## Extracted information
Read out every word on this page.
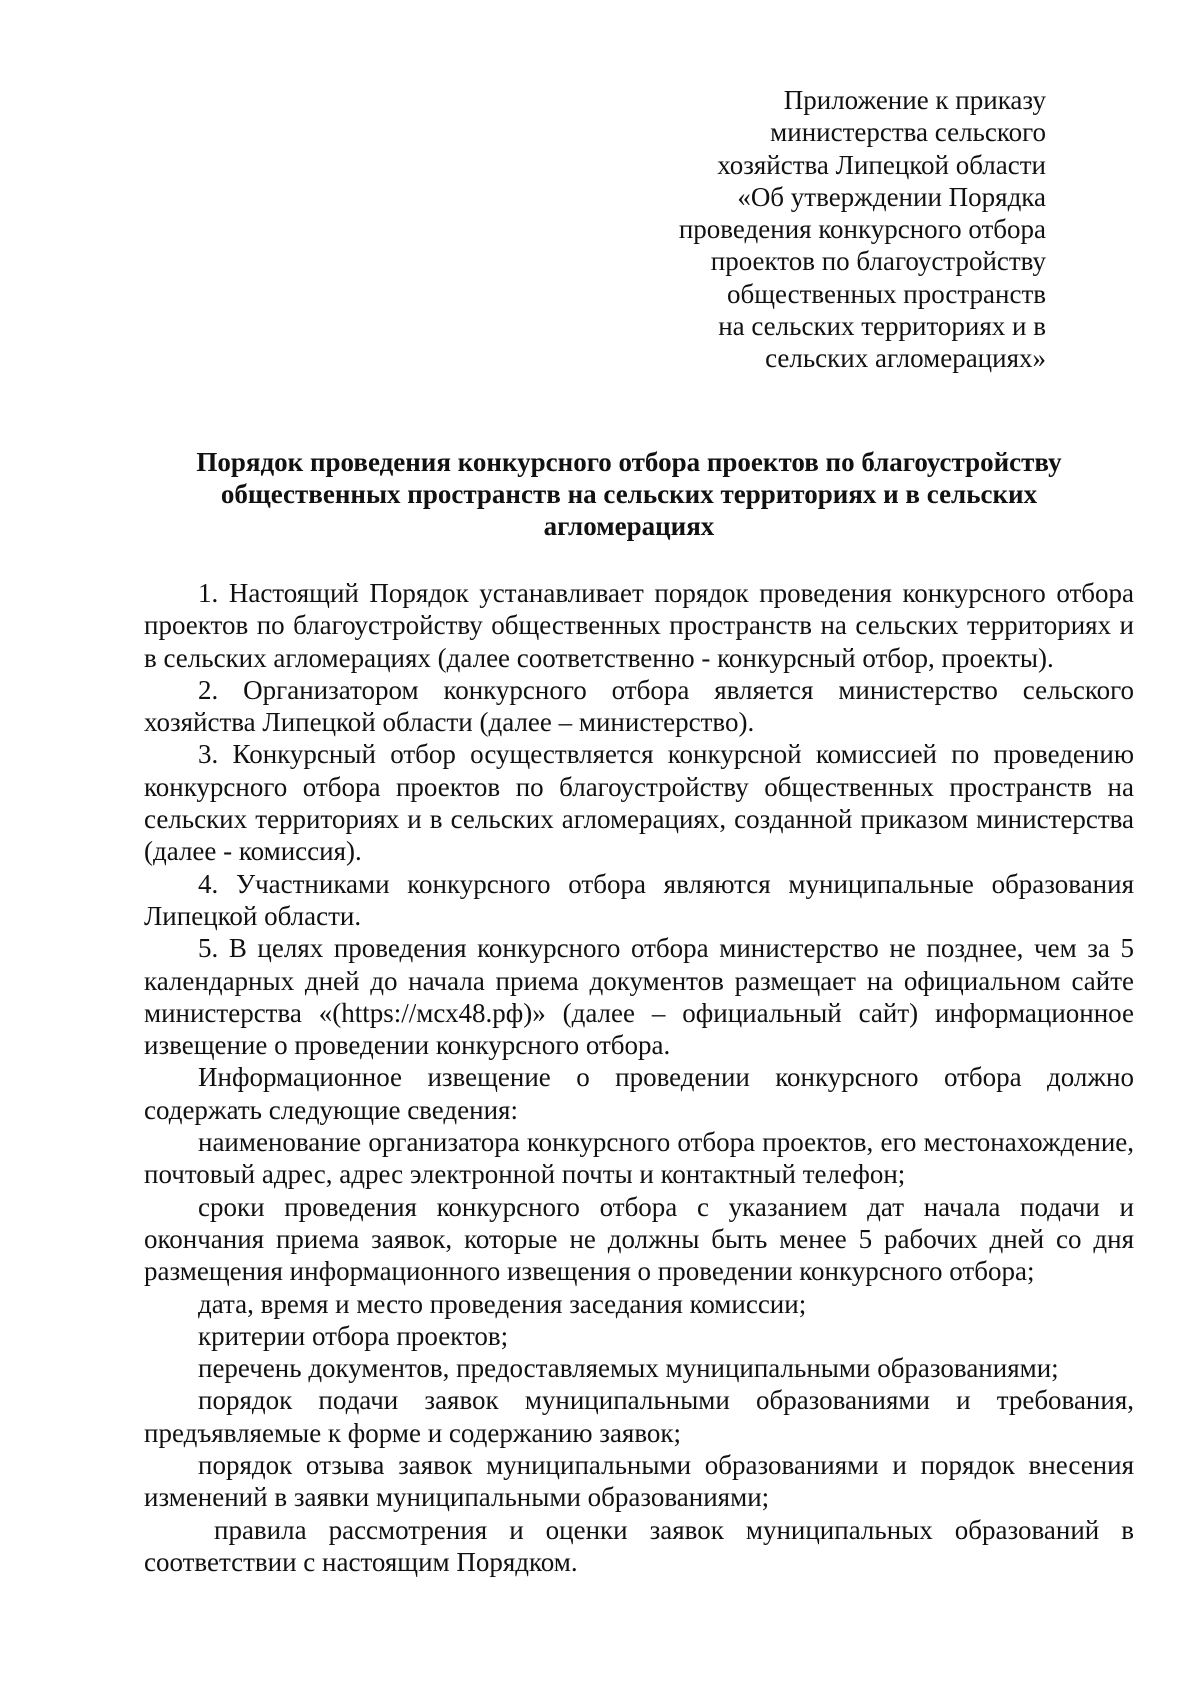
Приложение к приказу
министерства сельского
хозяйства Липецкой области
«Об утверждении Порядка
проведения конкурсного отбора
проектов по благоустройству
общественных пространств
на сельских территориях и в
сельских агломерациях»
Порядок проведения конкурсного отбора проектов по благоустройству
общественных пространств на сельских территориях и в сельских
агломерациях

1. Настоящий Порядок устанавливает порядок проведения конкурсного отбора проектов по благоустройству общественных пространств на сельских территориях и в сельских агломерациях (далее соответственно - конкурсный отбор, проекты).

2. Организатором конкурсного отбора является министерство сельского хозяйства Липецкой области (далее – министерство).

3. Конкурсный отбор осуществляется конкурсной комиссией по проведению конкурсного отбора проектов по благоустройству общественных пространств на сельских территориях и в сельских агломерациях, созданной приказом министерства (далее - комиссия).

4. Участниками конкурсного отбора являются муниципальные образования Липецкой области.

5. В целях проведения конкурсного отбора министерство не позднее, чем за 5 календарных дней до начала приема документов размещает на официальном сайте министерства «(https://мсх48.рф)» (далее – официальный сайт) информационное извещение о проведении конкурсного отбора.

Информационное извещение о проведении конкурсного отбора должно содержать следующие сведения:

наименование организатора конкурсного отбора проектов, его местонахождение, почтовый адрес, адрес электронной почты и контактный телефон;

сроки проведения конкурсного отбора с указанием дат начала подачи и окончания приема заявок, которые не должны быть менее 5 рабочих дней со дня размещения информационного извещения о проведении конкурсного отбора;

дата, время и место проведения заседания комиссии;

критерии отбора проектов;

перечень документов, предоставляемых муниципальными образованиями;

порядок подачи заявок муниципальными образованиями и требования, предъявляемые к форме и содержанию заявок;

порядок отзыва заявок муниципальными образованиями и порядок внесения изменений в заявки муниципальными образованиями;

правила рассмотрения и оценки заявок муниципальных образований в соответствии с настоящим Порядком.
...
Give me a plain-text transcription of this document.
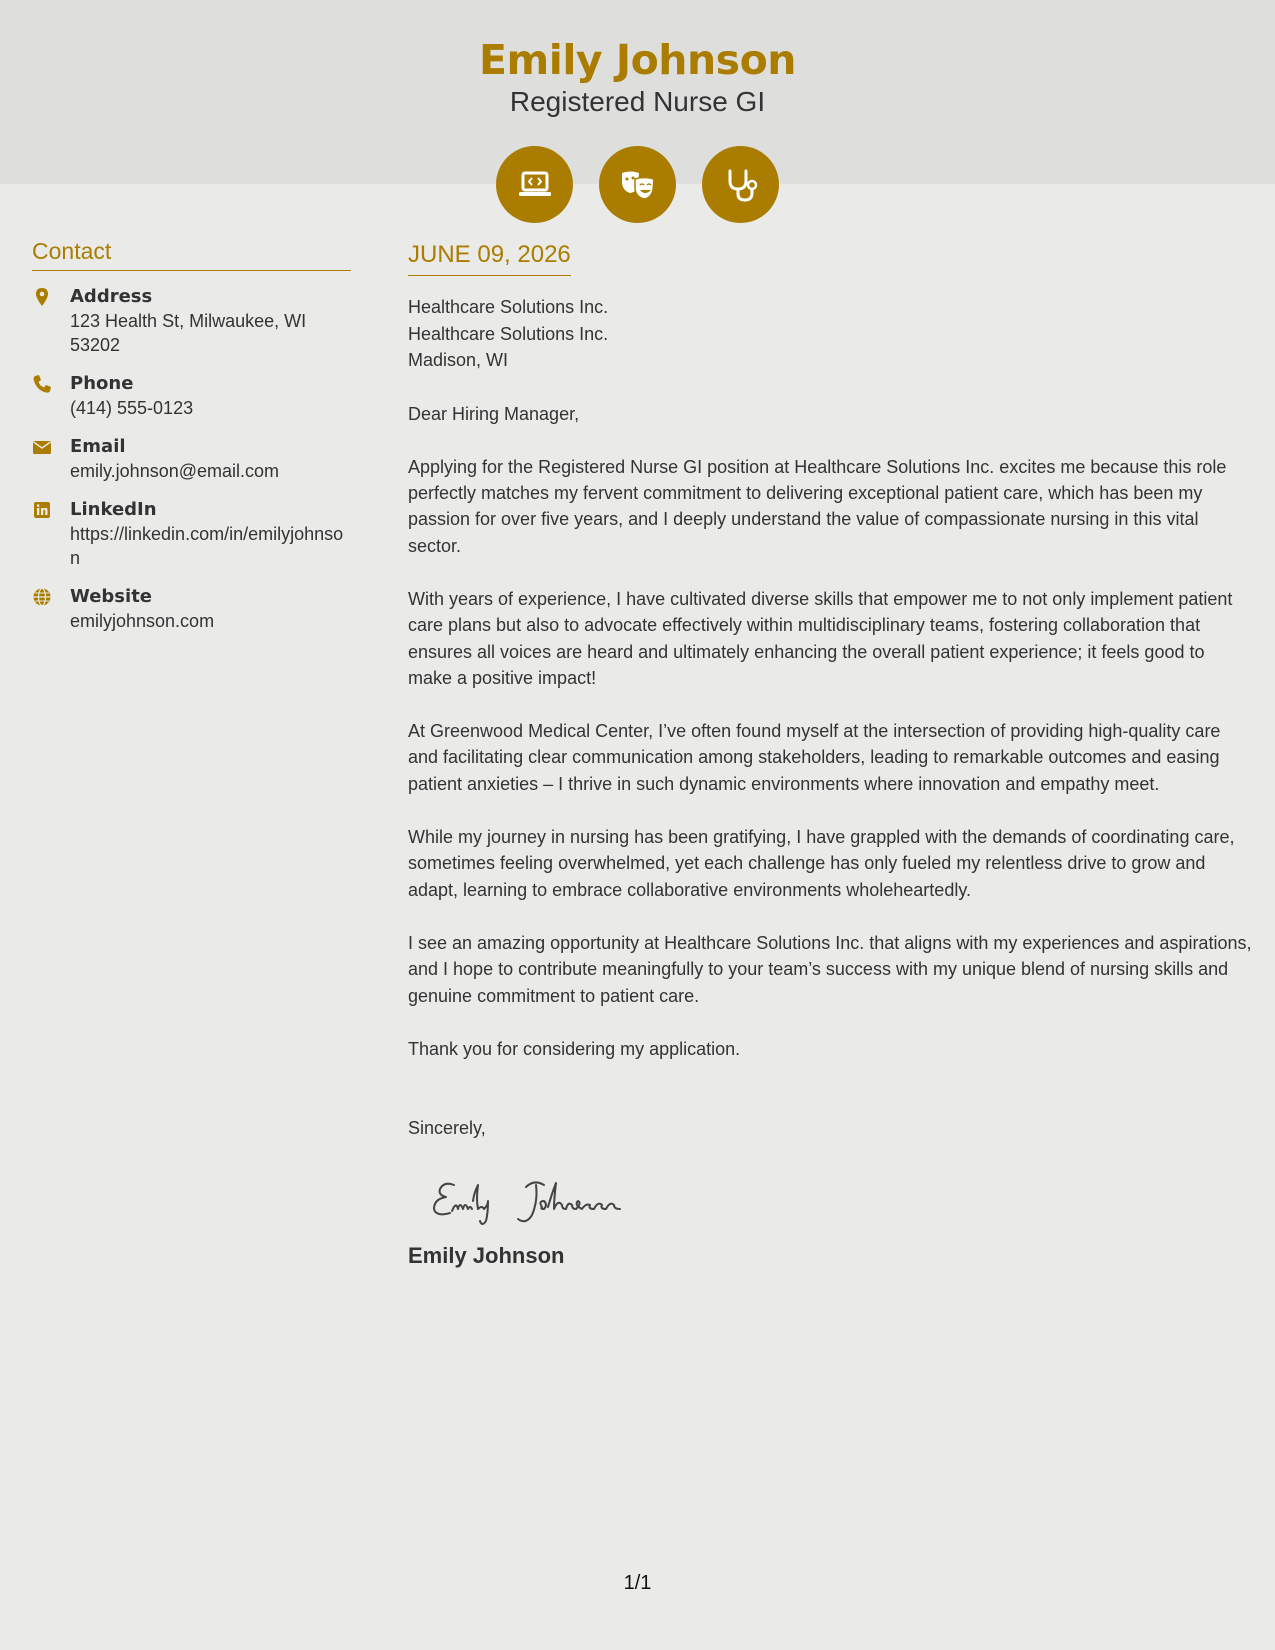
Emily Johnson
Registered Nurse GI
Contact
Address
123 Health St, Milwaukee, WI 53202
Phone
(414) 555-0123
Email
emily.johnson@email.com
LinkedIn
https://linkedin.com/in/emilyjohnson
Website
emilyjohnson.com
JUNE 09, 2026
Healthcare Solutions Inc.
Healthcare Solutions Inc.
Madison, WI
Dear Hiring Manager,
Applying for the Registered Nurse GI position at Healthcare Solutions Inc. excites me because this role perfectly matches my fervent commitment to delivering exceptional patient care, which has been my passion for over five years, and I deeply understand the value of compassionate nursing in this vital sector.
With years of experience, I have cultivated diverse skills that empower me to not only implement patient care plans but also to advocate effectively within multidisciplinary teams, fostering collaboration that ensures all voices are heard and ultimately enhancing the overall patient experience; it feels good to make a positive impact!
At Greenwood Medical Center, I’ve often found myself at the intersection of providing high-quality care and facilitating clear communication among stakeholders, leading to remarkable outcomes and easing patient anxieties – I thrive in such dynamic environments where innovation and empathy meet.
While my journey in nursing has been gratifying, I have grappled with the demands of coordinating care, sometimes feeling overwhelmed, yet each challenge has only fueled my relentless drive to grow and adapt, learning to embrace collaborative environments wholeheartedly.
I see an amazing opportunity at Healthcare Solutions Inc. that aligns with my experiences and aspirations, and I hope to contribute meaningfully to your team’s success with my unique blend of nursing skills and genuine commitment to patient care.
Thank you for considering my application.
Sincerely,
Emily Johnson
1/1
--
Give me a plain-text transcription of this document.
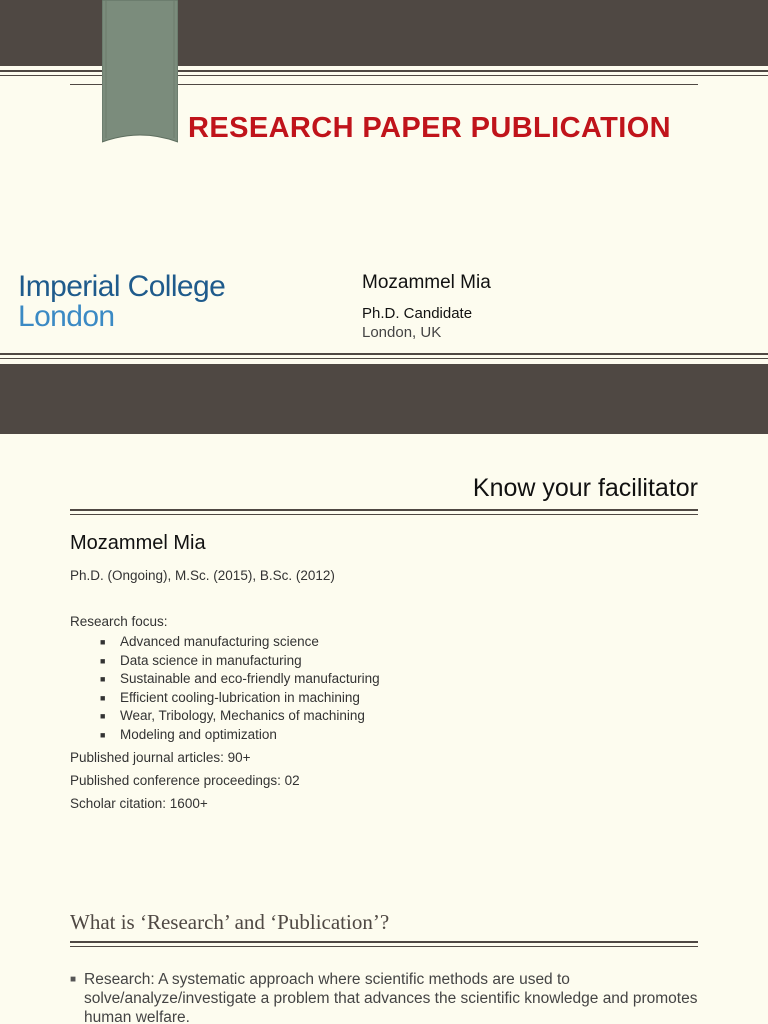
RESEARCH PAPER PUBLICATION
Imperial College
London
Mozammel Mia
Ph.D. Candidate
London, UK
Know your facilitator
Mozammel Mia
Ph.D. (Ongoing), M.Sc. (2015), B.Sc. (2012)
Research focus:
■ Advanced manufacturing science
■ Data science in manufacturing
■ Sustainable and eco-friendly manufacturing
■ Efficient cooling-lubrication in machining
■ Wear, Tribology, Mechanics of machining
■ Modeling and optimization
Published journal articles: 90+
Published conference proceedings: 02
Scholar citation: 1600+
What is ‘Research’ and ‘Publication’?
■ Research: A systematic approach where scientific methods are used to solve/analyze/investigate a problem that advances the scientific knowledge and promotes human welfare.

## What this task involves
Copy all lines in the listing above where the string "your" appears.

## Answer below
I see an amazing opportunity at Healthcare Solutions Inc. that aligns with my experiences and aspirations, and I hope to contribute meaningfully to your team’s success with my unique blend of nursing skills and genuine commitment to patient care.
Know your facilitator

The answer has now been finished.